Short exercise: Lines that contain the string "JSON" are to be copied; leave out all others.

Extracted entries:
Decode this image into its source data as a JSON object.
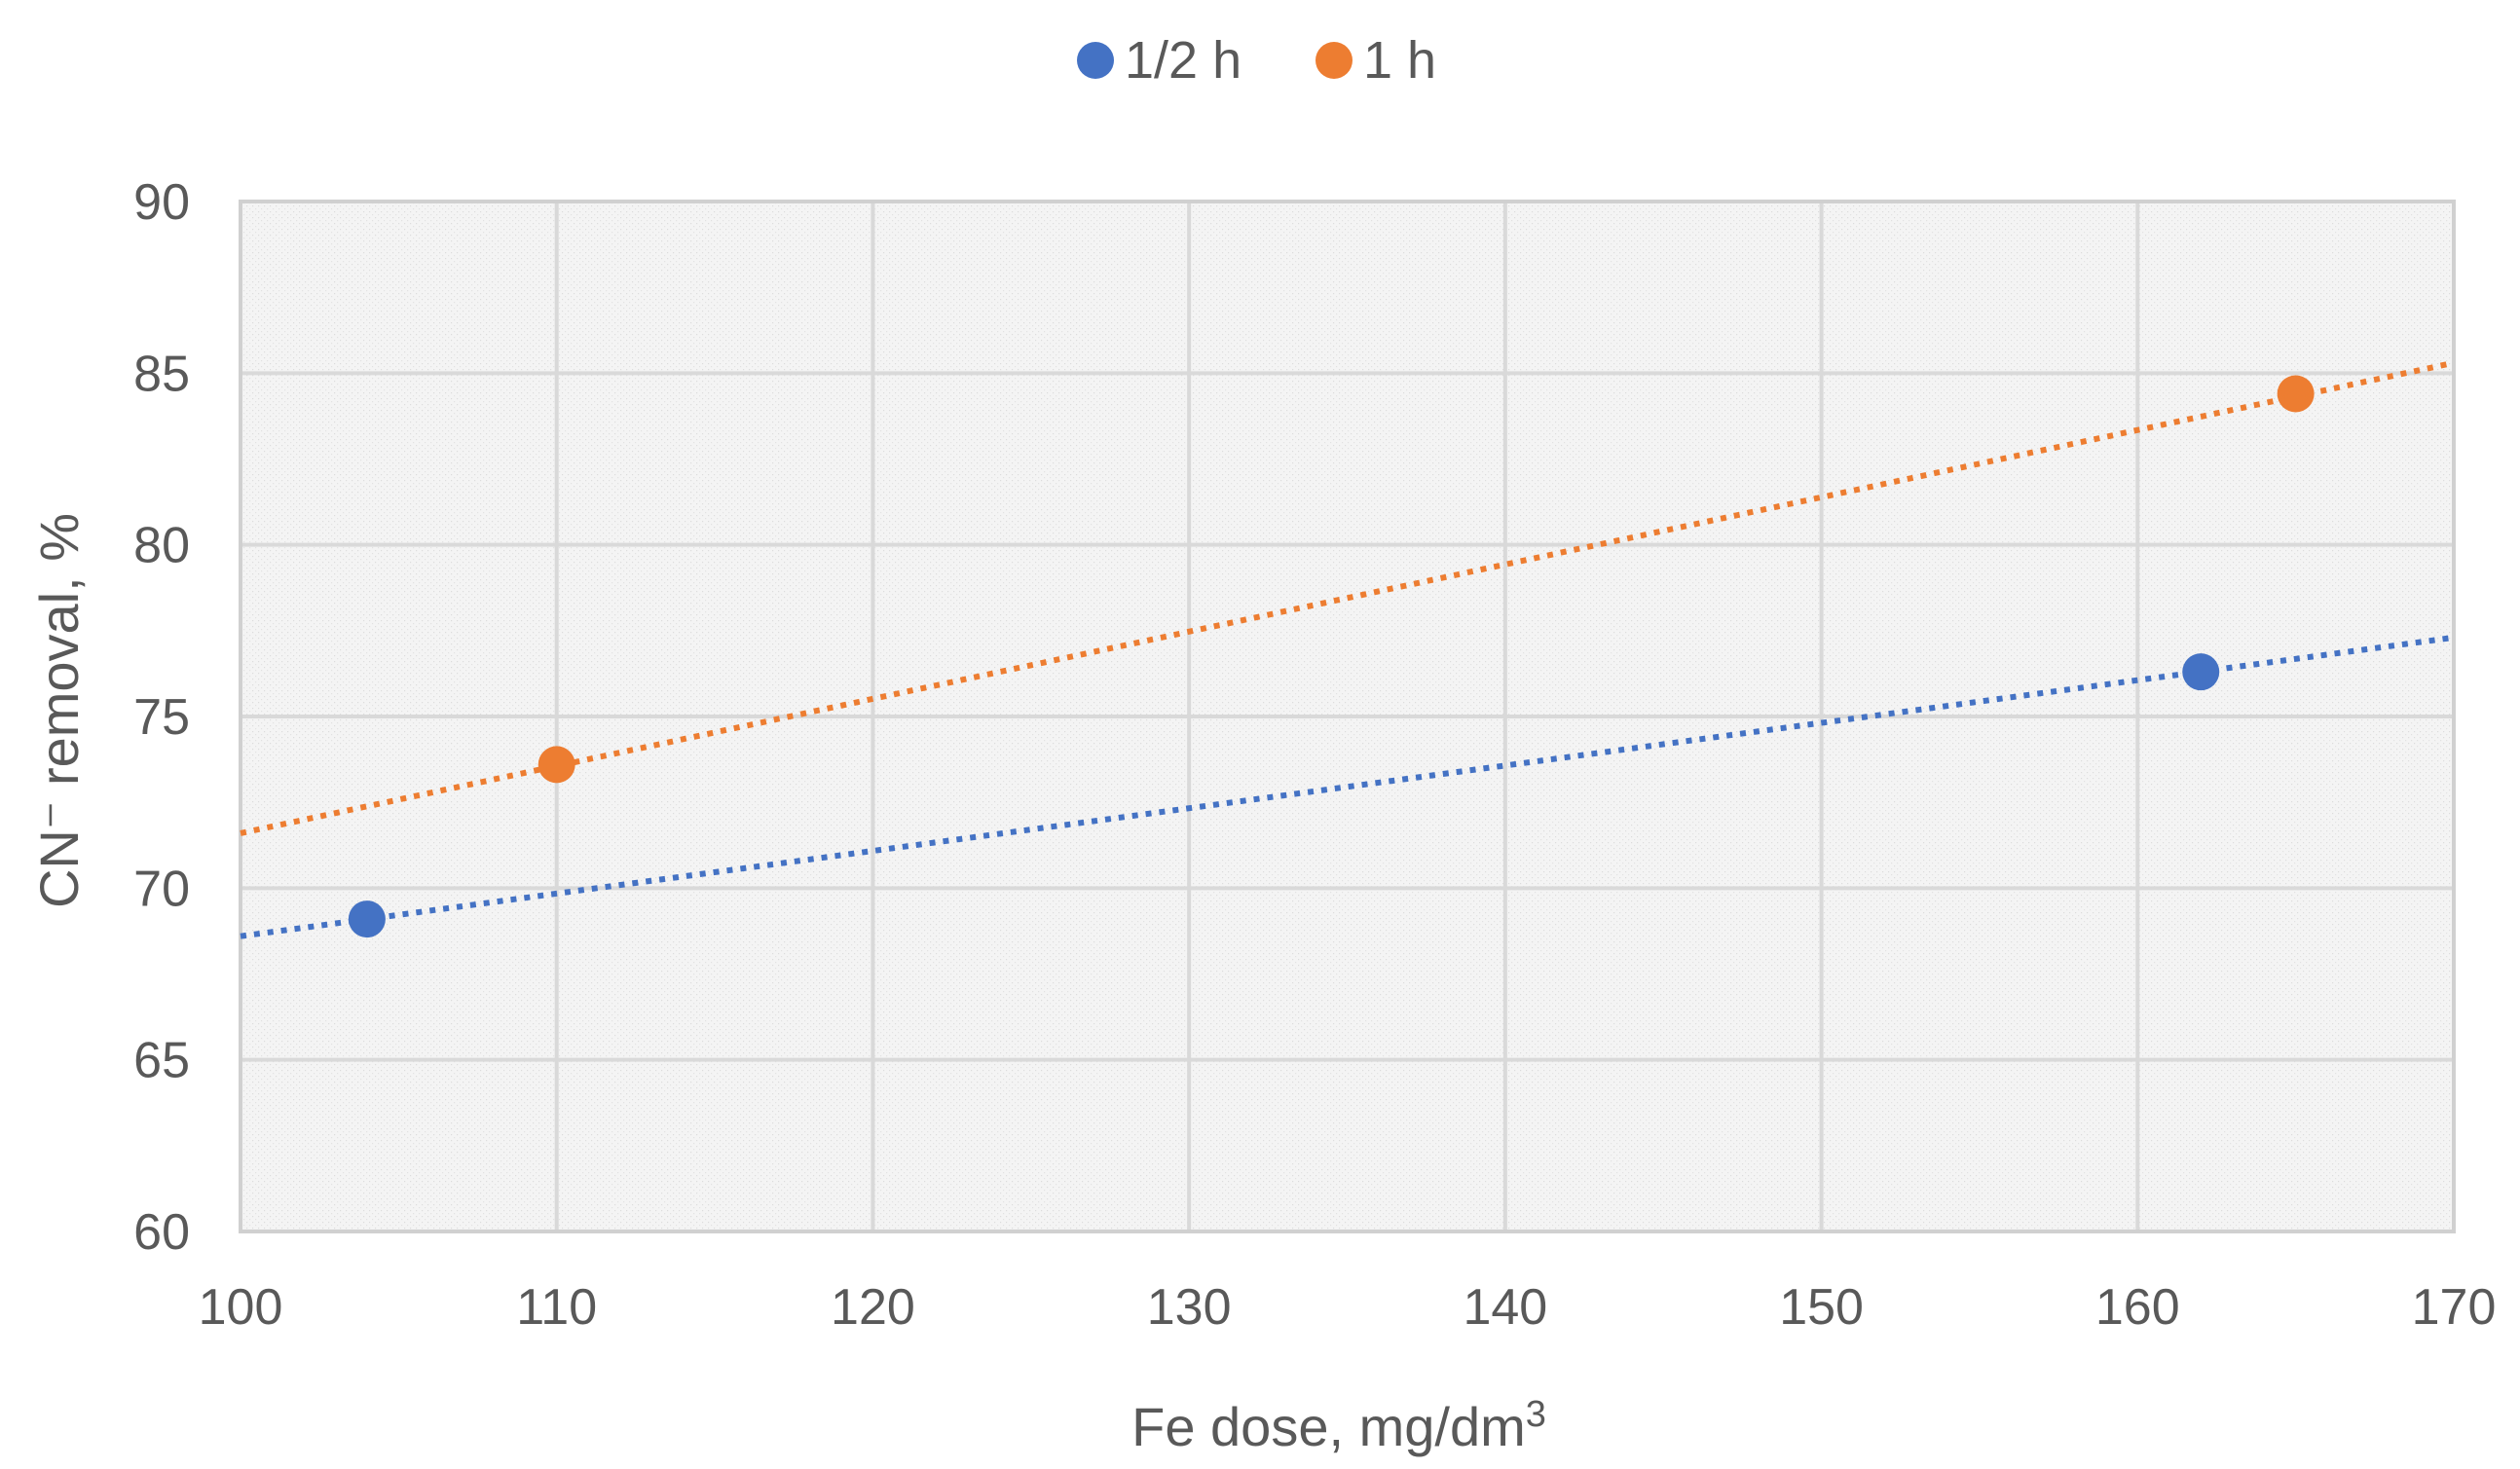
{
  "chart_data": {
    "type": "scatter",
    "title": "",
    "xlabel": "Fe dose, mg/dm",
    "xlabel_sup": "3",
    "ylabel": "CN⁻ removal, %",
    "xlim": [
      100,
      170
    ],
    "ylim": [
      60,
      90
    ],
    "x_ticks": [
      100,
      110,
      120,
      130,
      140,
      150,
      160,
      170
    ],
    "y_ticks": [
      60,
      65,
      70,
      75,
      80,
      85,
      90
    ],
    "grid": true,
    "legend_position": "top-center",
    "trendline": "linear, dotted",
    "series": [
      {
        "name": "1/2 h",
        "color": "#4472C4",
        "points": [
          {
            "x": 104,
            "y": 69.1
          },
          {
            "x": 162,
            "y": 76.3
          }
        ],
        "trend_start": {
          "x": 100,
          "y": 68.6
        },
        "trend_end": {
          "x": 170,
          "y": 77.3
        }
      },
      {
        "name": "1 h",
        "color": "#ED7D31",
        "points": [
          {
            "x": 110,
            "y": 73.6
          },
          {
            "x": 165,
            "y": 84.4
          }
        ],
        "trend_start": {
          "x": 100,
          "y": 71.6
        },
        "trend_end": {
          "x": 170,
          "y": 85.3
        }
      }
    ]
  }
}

--

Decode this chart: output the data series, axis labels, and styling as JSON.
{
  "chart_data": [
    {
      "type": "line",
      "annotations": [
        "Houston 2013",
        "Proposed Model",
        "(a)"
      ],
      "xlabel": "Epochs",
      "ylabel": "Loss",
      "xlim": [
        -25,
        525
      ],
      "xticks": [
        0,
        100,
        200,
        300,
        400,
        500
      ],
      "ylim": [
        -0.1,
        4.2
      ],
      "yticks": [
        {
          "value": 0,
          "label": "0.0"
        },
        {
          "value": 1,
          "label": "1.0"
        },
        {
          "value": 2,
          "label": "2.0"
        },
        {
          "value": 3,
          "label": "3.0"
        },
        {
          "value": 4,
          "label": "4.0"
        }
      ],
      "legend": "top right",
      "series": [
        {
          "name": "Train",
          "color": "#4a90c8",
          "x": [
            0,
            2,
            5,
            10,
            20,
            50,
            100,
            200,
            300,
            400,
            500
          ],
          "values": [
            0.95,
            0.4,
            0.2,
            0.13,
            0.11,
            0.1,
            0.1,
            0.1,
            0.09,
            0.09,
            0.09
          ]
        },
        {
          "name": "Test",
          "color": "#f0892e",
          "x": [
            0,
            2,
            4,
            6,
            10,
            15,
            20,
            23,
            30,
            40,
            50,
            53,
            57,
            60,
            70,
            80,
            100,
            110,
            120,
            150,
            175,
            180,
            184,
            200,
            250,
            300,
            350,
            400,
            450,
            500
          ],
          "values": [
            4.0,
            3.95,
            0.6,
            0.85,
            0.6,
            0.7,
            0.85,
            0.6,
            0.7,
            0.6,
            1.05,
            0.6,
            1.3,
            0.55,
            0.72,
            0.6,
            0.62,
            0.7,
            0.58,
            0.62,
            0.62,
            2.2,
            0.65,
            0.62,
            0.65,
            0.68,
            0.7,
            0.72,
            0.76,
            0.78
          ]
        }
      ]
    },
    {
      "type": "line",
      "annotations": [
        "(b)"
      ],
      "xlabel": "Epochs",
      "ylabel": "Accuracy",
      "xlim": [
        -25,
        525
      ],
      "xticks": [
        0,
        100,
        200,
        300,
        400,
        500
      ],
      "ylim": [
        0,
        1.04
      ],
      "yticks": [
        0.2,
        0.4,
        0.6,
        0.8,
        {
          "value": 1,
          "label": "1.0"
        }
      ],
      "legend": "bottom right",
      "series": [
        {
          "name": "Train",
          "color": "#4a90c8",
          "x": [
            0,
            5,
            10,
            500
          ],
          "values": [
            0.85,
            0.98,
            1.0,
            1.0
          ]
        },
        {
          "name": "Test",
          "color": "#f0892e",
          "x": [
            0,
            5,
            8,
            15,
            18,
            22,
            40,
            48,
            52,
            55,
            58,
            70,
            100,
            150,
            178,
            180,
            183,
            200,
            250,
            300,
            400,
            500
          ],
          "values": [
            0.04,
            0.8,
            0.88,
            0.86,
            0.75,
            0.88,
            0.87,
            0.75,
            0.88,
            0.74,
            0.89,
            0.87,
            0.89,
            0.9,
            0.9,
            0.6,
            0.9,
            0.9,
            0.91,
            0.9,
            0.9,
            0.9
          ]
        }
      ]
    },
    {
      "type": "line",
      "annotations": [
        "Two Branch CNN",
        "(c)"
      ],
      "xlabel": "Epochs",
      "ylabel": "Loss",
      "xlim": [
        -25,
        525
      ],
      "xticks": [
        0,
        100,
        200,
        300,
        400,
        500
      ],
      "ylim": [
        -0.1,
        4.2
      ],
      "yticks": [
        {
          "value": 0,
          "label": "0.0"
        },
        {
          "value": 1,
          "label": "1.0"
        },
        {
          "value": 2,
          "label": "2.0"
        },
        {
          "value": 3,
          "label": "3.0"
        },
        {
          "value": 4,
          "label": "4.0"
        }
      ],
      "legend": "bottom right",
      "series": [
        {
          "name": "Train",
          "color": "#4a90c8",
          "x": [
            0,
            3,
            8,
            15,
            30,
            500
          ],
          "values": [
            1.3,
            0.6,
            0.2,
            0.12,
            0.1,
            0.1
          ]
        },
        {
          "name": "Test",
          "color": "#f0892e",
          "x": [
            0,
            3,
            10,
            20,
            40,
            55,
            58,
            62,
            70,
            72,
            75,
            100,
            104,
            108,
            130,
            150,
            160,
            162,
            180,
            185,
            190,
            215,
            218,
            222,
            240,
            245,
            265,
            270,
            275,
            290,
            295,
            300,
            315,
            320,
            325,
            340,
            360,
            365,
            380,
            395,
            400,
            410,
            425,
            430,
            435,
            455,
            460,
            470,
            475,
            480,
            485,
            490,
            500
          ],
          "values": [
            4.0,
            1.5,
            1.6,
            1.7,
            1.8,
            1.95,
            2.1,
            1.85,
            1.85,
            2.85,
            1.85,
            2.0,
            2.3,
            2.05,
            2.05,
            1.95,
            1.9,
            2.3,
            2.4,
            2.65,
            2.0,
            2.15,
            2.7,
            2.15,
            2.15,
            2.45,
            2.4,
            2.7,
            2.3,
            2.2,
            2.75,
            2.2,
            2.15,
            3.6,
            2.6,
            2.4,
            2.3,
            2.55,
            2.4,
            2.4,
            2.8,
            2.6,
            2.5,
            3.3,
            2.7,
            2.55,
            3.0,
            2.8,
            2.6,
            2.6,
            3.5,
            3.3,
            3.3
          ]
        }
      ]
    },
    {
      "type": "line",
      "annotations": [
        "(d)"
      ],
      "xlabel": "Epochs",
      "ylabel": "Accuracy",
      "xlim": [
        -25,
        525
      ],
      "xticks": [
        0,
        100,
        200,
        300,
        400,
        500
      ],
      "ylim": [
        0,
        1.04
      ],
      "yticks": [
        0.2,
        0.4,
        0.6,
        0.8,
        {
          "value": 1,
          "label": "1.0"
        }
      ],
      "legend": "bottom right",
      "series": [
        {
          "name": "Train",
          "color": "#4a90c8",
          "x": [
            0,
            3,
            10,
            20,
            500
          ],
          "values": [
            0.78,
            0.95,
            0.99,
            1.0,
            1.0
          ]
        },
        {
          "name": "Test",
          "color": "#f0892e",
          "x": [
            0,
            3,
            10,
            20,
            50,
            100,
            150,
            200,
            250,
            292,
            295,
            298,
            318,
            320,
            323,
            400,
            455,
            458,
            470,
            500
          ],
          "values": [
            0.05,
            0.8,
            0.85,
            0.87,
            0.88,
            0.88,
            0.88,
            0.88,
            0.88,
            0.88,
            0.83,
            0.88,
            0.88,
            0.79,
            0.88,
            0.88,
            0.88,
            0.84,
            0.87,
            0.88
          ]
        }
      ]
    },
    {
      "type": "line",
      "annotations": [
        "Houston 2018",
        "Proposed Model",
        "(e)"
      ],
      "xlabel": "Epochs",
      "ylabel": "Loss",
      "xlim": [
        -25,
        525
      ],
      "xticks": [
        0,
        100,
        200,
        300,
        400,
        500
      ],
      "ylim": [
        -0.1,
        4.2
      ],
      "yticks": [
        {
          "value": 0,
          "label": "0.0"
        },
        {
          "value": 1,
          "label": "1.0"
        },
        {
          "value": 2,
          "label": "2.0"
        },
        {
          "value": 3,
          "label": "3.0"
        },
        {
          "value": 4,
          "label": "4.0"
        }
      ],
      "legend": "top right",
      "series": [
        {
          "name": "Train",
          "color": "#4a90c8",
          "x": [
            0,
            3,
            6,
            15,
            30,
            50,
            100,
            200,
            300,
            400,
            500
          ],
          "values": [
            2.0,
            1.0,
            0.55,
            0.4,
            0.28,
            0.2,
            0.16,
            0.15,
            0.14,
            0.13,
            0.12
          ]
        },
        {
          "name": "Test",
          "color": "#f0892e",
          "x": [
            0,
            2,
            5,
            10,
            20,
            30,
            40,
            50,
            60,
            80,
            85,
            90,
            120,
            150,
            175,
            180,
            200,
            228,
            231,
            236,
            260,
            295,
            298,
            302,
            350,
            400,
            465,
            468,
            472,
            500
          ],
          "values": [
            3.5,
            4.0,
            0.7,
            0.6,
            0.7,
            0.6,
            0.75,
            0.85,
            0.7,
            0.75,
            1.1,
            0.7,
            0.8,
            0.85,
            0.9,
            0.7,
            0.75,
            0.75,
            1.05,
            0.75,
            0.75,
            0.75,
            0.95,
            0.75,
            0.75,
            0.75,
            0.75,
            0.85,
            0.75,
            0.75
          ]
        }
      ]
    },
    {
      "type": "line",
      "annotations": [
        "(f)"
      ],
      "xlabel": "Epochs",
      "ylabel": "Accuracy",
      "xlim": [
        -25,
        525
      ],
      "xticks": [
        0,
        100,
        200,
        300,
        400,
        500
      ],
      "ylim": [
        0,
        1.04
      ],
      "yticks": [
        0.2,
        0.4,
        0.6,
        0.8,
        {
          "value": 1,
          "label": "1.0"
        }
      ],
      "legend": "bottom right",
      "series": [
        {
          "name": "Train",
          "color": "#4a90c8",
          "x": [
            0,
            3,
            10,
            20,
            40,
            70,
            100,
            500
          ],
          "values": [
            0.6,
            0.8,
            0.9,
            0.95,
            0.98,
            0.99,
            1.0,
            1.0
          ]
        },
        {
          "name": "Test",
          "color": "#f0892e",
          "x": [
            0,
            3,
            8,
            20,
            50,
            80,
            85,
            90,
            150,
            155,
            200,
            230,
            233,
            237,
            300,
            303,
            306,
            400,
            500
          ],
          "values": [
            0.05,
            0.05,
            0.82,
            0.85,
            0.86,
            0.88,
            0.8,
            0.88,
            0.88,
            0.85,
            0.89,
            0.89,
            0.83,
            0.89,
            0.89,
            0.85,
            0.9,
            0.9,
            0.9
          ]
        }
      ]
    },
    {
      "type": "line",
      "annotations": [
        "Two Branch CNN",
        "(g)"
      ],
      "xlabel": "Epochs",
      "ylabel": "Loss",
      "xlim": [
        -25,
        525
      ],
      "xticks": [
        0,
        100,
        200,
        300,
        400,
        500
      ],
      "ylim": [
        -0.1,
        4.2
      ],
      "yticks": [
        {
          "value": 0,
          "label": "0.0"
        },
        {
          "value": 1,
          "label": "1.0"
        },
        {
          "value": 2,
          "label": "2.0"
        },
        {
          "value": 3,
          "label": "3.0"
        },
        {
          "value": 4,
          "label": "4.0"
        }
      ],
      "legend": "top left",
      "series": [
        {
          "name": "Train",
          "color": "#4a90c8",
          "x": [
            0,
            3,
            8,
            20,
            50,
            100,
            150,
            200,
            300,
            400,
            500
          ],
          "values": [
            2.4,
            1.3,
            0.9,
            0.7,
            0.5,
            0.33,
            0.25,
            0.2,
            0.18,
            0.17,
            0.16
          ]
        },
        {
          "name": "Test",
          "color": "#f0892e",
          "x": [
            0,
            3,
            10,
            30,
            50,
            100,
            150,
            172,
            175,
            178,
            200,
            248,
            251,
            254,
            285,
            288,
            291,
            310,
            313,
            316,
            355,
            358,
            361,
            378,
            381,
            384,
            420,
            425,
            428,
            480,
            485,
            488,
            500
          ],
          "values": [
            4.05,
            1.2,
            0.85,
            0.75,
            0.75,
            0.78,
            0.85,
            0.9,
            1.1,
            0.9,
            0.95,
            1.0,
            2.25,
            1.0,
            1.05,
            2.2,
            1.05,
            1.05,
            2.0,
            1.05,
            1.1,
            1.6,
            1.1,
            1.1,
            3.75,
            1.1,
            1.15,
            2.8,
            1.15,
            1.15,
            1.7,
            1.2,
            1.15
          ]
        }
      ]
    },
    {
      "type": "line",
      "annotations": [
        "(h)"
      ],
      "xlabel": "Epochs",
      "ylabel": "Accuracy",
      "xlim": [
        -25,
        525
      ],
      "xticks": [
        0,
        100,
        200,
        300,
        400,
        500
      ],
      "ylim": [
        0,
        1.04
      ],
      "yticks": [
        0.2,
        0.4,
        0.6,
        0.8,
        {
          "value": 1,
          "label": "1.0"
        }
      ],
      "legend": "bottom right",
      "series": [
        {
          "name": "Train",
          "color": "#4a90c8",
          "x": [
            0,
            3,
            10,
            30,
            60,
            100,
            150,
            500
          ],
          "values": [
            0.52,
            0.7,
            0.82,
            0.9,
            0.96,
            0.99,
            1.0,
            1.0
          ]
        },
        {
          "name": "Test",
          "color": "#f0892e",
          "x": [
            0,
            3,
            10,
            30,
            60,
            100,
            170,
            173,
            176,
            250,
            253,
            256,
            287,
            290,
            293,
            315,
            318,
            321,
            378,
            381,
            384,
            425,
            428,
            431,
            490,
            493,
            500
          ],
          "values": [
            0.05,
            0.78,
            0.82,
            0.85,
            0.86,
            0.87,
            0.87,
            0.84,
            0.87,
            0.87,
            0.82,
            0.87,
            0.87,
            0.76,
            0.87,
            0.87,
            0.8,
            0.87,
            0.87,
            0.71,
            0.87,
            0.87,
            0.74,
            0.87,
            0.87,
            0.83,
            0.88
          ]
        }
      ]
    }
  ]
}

Written response:
Decode this image into its source data as a JSON object.
Decode this chart: output the data series, axis labels, and styling as JSON.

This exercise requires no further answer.